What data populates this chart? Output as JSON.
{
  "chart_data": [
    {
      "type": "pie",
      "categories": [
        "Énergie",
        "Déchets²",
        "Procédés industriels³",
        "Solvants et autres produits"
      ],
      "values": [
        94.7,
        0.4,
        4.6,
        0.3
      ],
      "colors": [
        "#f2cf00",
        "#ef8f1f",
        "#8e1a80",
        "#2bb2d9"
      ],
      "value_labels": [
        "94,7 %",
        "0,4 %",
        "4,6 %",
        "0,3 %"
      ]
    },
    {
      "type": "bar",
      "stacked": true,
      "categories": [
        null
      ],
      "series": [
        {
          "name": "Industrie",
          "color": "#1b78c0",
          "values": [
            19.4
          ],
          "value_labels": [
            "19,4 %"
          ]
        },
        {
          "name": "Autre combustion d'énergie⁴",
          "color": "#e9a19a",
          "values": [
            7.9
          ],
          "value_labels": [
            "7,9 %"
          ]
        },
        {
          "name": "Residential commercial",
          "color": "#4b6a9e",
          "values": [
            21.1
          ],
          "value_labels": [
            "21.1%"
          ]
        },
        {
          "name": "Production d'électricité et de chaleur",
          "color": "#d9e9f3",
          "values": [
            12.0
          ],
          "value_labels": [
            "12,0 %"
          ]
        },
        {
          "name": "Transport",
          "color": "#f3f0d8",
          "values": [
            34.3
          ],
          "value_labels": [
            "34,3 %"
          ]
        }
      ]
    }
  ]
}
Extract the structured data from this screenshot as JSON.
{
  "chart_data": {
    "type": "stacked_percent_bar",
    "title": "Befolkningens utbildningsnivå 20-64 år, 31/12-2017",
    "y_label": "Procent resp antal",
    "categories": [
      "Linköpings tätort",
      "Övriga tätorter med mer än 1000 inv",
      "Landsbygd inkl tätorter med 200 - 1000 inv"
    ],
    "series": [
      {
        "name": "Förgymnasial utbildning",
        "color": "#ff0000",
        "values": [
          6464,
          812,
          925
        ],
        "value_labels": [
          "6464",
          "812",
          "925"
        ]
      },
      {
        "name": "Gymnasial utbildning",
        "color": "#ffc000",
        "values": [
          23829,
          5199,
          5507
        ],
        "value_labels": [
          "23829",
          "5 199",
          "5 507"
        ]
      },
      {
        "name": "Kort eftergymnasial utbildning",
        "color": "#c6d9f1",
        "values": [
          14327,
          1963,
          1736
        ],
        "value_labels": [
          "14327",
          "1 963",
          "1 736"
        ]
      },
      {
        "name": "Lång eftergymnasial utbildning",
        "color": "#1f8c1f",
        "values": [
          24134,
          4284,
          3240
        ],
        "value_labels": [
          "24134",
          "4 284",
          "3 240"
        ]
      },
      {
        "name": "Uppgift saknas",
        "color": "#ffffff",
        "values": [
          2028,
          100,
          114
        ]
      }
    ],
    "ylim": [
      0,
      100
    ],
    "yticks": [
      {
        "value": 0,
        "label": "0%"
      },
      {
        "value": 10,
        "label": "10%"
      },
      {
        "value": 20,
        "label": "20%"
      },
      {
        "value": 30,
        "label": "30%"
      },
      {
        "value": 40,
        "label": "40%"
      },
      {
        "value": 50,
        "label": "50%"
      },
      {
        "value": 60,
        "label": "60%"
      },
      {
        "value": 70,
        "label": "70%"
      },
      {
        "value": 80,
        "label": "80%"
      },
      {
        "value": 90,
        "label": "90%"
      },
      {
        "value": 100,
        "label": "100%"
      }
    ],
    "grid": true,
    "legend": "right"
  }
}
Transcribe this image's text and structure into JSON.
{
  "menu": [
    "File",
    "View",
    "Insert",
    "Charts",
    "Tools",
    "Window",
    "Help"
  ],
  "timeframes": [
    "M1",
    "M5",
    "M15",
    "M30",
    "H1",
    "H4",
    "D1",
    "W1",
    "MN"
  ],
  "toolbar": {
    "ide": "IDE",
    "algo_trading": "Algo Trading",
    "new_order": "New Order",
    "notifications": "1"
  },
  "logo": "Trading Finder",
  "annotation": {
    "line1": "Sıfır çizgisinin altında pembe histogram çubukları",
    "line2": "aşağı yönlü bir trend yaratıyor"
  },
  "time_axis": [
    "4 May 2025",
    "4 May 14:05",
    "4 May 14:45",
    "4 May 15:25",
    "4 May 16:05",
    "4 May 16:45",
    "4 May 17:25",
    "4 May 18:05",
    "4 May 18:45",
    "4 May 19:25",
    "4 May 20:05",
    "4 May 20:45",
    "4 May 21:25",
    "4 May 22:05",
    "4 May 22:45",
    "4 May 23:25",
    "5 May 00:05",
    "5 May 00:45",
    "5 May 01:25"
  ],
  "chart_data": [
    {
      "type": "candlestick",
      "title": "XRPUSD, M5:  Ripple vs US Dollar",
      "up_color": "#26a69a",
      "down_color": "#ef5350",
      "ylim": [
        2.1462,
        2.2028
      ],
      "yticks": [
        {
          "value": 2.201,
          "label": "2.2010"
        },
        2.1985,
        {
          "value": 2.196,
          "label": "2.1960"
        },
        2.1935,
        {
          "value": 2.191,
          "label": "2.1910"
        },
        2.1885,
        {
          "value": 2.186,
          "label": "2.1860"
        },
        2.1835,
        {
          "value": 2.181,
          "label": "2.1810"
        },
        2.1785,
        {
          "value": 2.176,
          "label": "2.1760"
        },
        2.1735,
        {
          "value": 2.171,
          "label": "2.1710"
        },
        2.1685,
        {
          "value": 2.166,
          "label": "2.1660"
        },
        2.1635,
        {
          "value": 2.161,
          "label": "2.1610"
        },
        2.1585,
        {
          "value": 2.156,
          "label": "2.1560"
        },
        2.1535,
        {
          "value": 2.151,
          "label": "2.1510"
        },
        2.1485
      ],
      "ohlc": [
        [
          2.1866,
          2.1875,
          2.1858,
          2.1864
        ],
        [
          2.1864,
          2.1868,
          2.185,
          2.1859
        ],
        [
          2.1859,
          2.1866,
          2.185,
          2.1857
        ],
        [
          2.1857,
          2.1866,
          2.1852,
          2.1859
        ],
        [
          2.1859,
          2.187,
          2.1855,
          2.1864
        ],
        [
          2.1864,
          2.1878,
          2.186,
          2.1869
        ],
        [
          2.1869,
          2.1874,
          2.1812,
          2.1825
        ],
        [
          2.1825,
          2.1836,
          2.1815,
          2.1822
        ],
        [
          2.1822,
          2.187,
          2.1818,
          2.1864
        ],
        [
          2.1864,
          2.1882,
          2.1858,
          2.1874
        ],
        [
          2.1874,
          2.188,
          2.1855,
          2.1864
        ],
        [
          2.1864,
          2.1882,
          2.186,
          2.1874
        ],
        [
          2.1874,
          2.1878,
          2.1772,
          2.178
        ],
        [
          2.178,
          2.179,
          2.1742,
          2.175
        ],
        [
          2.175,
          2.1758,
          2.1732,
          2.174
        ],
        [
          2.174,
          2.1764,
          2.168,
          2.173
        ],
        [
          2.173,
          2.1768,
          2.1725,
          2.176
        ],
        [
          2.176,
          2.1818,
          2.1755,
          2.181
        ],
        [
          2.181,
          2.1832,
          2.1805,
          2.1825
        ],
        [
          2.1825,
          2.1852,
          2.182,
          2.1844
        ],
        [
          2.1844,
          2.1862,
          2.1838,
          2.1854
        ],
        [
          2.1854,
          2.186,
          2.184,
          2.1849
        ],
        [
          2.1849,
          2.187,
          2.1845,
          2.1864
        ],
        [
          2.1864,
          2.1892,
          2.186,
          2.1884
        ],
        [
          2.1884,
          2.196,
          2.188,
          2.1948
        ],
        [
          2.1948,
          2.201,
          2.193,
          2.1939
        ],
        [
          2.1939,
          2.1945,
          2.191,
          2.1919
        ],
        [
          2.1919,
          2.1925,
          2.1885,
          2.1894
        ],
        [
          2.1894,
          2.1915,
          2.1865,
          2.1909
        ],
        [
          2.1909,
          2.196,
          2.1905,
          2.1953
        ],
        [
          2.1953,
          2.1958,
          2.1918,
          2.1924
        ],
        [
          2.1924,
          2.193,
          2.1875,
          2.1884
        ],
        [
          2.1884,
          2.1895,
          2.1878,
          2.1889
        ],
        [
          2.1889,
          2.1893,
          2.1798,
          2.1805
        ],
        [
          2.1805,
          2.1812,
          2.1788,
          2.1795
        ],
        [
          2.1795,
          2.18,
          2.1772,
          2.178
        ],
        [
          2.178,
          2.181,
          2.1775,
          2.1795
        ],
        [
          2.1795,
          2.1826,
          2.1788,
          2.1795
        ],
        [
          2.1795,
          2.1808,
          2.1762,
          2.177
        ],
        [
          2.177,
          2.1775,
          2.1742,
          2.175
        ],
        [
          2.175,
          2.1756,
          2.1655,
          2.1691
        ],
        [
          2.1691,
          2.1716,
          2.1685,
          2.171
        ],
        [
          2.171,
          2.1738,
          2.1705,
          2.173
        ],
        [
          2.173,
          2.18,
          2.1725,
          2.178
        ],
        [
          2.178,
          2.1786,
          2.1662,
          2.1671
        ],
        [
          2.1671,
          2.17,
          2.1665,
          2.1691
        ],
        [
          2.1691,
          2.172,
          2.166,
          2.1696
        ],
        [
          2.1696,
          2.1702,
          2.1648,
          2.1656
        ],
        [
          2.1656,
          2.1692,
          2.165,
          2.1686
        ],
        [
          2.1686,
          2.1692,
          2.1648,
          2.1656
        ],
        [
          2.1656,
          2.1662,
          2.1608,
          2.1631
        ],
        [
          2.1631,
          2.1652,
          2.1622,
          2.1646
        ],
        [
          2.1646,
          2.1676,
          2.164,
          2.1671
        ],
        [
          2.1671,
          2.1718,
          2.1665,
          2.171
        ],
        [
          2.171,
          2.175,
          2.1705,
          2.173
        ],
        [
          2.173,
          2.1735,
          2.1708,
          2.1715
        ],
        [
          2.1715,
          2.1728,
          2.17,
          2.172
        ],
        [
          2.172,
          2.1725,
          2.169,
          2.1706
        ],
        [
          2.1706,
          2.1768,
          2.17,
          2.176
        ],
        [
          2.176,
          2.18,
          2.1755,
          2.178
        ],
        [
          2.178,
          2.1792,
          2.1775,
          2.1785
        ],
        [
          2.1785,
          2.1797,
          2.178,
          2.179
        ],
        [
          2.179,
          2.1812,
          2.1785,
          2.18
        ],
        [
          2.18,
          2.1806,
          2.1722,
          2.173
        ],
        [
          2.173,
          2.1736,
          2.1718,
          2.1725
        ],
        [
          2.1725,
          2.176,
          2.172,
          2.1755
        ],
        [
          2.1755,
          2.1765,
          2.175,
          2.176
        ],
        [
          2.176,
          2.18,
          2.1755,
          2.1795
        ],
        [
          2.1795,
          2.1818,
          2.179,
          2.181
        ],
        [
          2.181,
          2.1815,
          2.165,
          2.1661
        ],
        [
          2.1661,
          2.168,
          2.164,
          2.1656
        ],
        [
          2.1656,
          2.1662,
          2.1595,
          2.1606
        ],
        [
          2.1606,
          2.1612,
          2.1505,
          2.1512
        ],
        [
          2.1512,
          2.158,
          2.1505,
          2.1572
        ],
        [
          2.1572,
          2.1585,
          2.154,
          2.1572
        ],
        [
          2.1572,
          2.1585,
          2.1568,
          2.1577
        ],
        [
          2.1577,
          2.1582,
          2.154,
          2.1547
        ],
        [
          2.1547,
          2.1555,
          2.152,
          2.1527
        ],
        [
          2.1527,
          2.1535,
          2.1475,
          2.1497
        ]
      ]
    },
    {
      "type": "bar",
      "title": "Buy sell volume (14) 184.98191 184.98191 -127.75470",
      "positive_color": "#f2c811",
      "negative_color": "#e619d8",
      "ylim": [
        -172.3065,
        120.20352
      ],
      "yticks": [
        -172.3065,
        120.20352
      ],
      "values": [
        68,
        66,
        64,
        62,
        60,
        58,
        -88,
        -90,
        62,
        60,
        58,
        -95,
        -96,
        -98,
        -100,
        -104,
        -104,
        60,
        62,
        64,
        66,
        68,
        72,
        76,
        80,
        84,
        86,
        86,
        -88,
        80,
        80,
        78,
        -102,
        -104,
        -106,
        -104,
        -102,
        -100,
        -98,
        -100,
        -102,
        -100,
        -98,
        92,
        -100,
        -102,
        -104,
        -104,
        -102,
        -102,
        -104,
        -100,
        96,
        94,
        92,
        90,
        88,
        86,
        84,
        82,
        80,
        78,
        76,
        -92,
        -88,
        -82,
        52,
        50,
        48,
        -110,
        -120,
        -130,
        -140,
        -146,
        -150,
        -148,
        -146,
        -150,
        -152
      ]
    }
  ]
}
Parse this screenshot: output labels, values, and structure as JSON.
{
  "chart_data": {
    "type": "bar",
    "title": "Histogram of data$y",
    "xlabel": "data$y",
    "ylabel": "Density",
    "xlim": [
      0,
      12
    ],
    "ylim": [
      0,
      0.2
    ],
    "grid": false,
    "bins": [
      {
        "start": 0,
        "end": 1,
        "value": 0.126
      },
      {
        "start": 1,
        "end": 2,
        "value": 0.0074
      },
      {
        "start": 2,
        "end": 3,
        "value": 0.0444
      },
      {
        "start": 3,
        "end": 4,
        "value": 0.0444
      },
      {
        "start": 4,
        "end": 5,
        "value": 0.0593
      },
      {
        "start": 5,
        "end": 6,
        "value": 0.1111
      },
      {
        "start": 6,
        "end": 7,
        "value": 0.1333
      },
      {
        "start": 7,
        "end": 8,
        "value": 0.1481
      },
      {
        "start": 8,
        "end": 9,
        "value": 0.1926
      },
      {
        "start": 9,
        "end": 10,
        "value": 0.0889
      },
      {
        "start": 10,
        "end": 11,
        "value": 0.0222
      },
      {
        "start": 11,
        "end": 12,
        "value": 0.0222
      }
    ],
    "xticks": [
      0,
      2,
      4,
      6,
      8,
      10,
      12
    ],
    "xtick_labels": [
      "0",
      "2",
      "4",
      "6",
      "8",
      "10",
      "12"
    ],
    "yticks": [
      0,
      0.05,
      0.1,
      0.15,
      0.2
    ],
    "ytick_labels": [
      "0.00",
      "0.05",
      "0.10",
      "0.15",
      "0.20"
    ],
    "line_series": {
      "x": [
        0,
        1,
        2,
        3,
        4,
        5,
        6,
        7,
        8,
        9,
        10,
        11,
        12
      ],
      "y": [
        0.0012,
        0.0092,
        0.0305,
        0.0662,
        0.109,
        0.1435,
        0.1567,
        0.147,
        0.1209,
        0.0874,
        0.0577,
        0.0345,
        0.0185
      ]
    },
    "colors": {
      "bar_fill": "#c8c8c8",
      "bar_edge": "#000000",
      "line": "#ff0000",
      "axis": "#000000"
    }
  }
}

::::

Written problem: Among the lines of the material, find those that hold the word "start" and copy them.

Result of this exercise:
        "start": 0,
        "start": 1,
        "start": 2,
        "start": 3,
        "start": 4,
        "start": 5,
        "start": 6,
        "start": 7,
        "start": 8,
        "start": 9,
        "start": 10,
        "start": 11,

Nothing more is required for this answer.